[Stored data]
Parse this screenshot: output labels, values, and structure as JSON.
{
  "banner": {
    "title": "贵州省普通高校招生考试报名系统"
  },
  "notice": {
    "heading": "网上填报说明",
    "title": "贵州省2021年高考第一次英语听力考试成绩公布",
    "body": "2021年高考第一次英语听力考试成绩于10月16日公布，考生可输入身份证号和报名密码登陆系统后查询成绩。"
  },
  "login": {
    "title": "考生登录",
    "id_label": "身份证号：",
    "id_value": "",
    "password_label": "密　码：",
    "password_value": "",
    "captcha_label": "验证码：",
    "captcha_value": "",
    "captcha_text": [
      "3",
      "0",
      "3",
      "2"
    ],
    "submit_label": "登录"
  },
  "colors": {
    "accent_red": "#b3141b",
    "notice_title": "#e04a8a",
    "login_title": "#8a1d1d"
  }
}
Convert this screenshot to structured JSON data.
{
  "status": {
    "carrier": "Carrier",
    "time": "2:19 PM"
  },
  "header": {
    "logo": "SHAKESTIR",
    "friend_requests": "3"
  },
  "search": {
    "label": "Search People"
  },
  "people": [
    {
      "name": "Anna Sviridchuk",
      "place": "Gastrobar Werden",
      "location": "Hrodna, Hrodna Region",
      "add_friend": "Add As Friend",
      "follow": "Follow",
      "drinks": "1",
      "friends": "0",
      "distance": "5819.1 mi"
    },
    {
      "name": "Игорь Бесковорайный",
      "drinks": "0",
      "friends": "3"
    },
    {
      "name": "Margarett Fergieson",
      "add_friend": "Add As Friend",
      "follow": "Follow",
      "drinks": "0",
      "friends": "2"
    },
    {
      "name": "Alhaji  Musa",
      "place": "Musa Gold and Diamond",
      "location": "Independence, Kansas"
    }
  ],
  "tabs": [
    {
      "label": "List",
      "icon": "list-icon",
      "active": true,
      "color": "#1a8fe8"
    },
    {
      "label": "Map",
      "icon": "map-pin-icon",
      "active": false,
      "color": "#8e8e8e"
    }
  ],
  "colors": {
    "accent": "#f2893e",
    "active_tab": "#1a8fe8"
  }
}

## What you should do
The data above must be returned in full, exactly as written.

## Solution
Parse this screenshot: output labels, values, and structure as JSON.
{
  "banner": {
    "title": "贵州省普通高校招生考试报名系统"
  },
  "notice": {
    "heading": "网上填报说明",
    "title": "贵州省2021年高考第一次英语听力考试成绩公布",
    "body": "2021年高考第一次英语听力考试成绩于10月16日公布，考生可输入身份证号和报名密码登陆系统后查询成绩。"
  },
  "login": {
    "title": "考生登录",
    "id_label": "身份证号：",
    "id_value": "",
    "password_label": "密　码：",
    "password_value": "",
    "captcha_label": "验证码：",
    "captcha_value": "",
    "captcha_text": [
      "3",
      "0",
      "3",
      "2"
    ],
    "submit_label": "登录"
  },
  "colors": {
    "accent_red": "#b3141b",
    "notice_title": "#e04a8a",
    "login_title": "#8a1d1d"
  }
}
Convert this screenshot to structured JSON data.
{
  "status": {
    "carrier": "Carrier",
    "time": "2:19 PM"
  },
  "header": {
    "logo": "SHAKESTIR",
    "friend_requests": "3"
  },
  "search": {
    "label": "Search People"
  },
  "people": [
    {
      "name": "Anna Sviridchuk",
      "place": "Gastrobar Werden",
      "location": "Hrodna, Hrodna Region",
      "add_friend": "Add As Friend",
      "follow": "Follow",
      "drinks": "1",
      "friends": "0",
      "distance": "5819.1 mi"
    },
    {
      "name": "Игорь Бесковорайный",
      "drinks": "0",
      "friends": "3"
    },
    {
      "name": "Margarett Fergieson",
      "add_friend": "Add As Friend",
      "follow": "Follow",
      "drinks": "0",
      "friends": "2"
    },
    {
      "name": "Alhaji  Musa",
      "place": "Musa Gold and Diamond",
      "location": "Independence, Kansas"
    }
  ],
  "tabs": [
    {
      "label": "List",
      "icon": "list-icon",
      "active": true,
      "color": "#1a8fe8"
    },
    {
      "label": "Map",
      "icon": "map-pin-icon",
      "active": false,
      "color": "#8e8e8e"
    }
  ],
  "colors": {
    "accent": "#f2893e",
    "active_tab": "#1a8fe8"
  }
}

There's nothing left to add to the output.